Stored data:
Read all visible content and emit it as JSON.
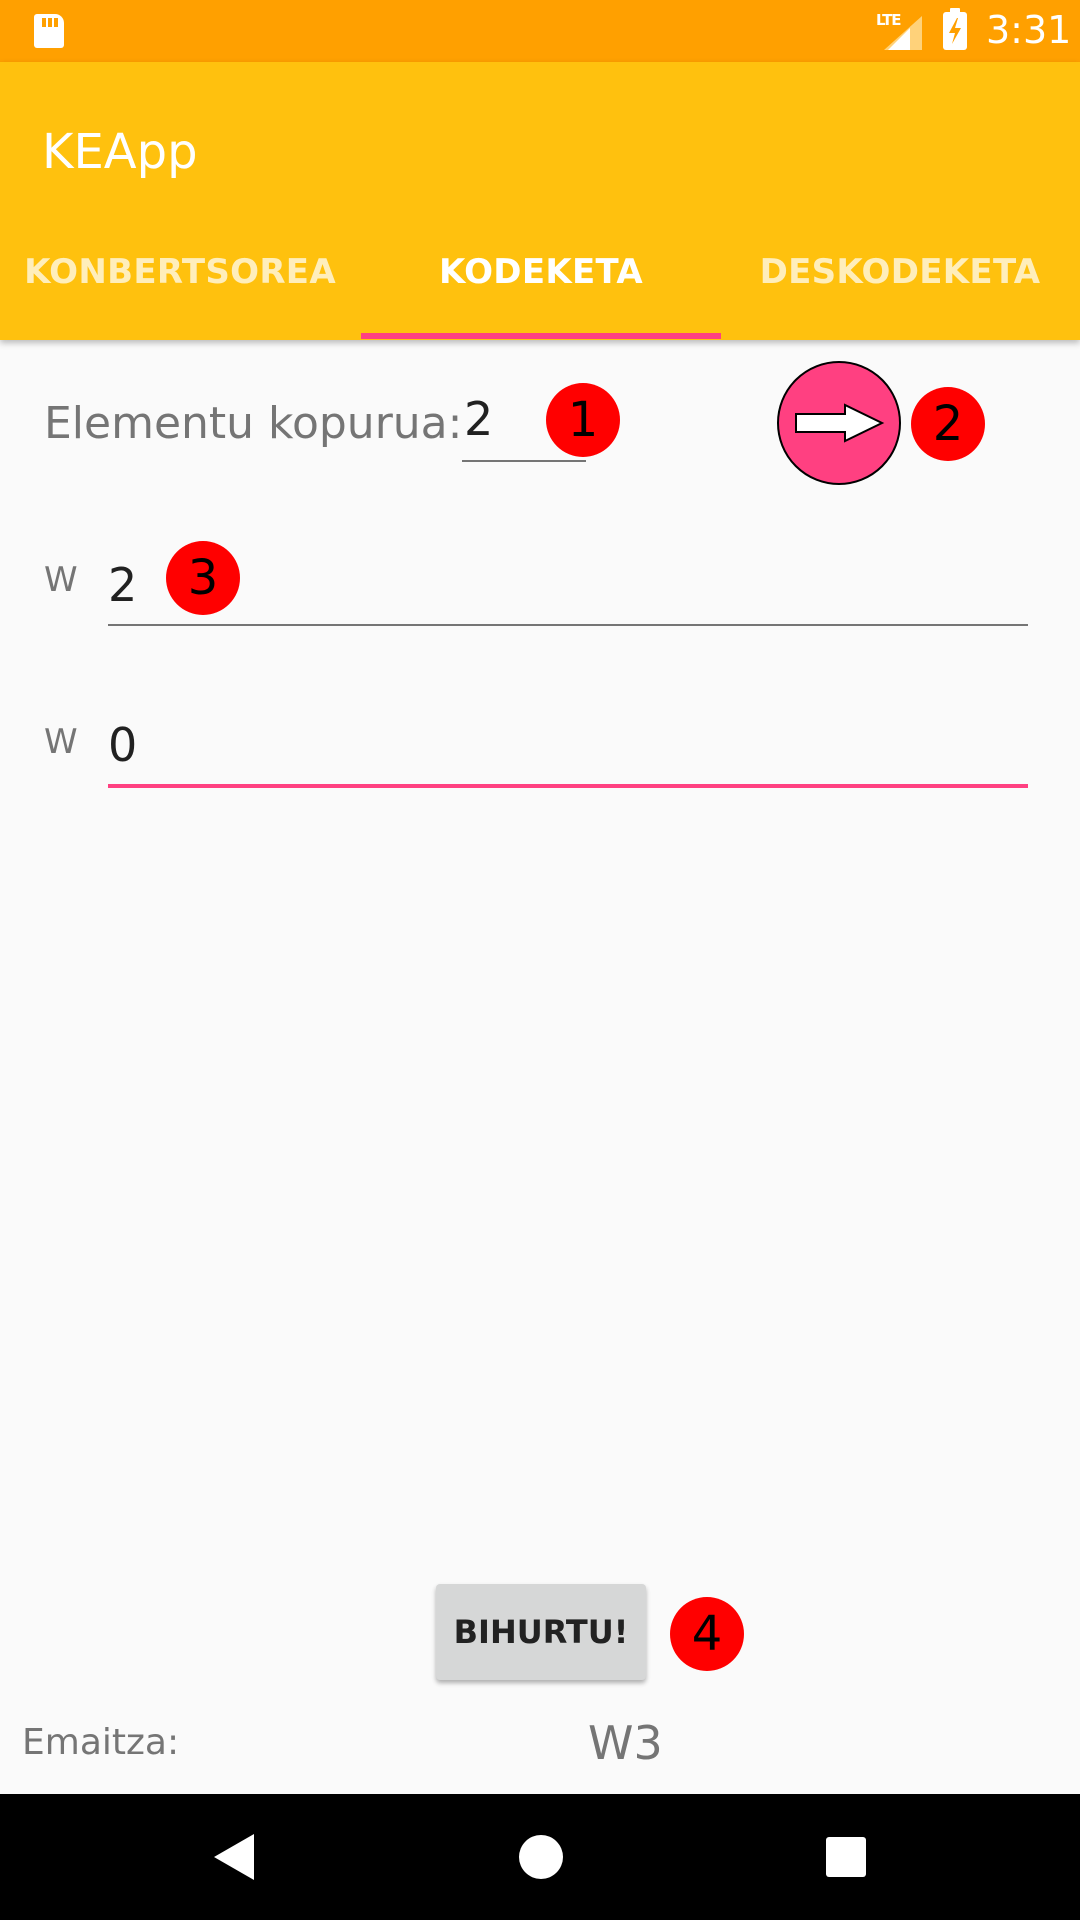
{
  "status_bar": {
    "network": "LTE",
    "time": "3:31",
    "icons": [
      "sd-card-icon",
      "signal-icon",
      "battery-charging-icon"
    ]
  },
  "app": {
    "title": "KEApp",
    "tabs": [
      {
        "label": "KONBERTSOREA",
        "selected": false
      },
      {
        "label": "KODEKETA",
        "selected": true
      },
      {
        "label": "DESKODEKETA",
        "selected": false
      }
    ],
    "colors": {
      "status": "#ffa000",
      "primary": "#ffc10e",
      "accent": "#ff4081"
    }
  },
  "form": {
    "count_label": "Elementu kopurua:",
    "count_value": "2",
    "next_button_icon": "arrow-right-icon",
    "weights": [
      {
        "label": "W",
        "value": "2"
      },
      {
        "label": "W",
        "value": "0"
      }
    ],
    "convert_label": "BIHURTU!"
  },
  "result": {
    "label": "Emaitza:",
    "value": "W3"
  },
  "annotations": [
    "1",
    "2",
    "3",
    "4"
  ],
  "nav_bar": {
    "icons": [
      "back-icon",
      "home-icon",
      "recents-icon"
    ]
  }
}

Instruction:
Write out all the entries word for word, but skip any images.

Correct response:
Read all visible content and emit it as JSON.
{
  "status_bar": {
    "network": "LTE",
    "time": "3:31",
    "icons": [
      "sd-card-icon",
      "signal-icon",
      "battery-charging-icon"
    ]
  },
  "app": {
    "title": "KEApp",
    "tabs": [
      {
        "label": "KONBERTSOREA",
        "selected": false
      },
      {
        "label": "KODEKETA",
        "selected": true
      },
      {
        "label": "DESKODEKETA",
        "selected": false
      }
    ],
    "colors": {
      "status": "#ffa000",
      "primary": "#ffc10e",
      "accent": "#ff4081"
    }
  },
  "form": {
    "count_label": "Elementu kopurua:",
    "count_value": "2",
    "next_button_icon": "arrow-right-icon",
    "weights": [
      {
        "label": "W",
        "value": "2"
      },
      {
        "label": "W",
        "value": "0"
      }
    ],
    "convert_label": "BIHURTU!"
  },
  "result": {
    "label": "Emaitza:",
    "value": "W3"
  },
  "annotations": [
    "1",
    "2",
    "3",
    "4"
  ],
  "nav_bar": {
    "icons": [
      "back-icon",
      "home-icon",
      "recents-icon"
    ]
  }
}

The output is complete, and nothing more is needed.